_Stored rows_:
'''
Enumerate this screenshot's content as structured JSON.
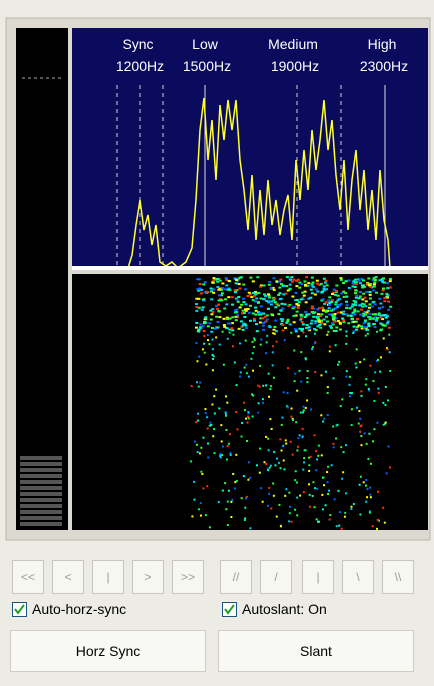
{
  "markers": [
    {
      "name": "Sync",
      "freq": "1200Hz"
    },
    {
      "name": "Low",
      "freq": "1500Hz"
    },
    {
      "name": "Medium",
      "freq": "1900Hz"
    },
    {
      "name": "High",
      "freq": "2300Hz"
    }
  ],
  "sync_buttons": [
    "<<",
    "<",
    "|",
    ">",
    ">>"
  ],
  "slant_buttons": [
    "//",
    "/",
    "|",
    "\\",
    "\\\\"
  ],
  "checkboxes": [
    "Auto-horz-sync",
    "Autoslant: On"
  ],
  "buttons": [
    "Horz Sync",
    "Slant"
  ]
}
'''
Transcribe the records above exactly, omitting every picture they contain.

_Final result_:
Enumerate this screenshot's content as structured JSON.
{
  "markers": [
    {
      "name": "Sync",
      "freq": "1200Hz"
    },
    {
      "name": "Low",
      "freq": "1500Hz"
    },
    {
      "name": "Medium",
      "freq": "1900Hz"
    },
    {
      "name": "High",
      "freq": "2300Hz"
    }
  ],
  "sync_buttons": [
    "<<",
    "<",
    "|",
    ">",
    ">>"
  ],
  "slant_buttons": [
    "//",
    "/",
    "|",
    "\\",
    "\\\\"
  ],
  "checkboxes": [
    "Auto-horz-sync",
    "Autoslant: On"
  ],
  "buttons": [
    "Horz Sync",
    "Slant"
  ]
}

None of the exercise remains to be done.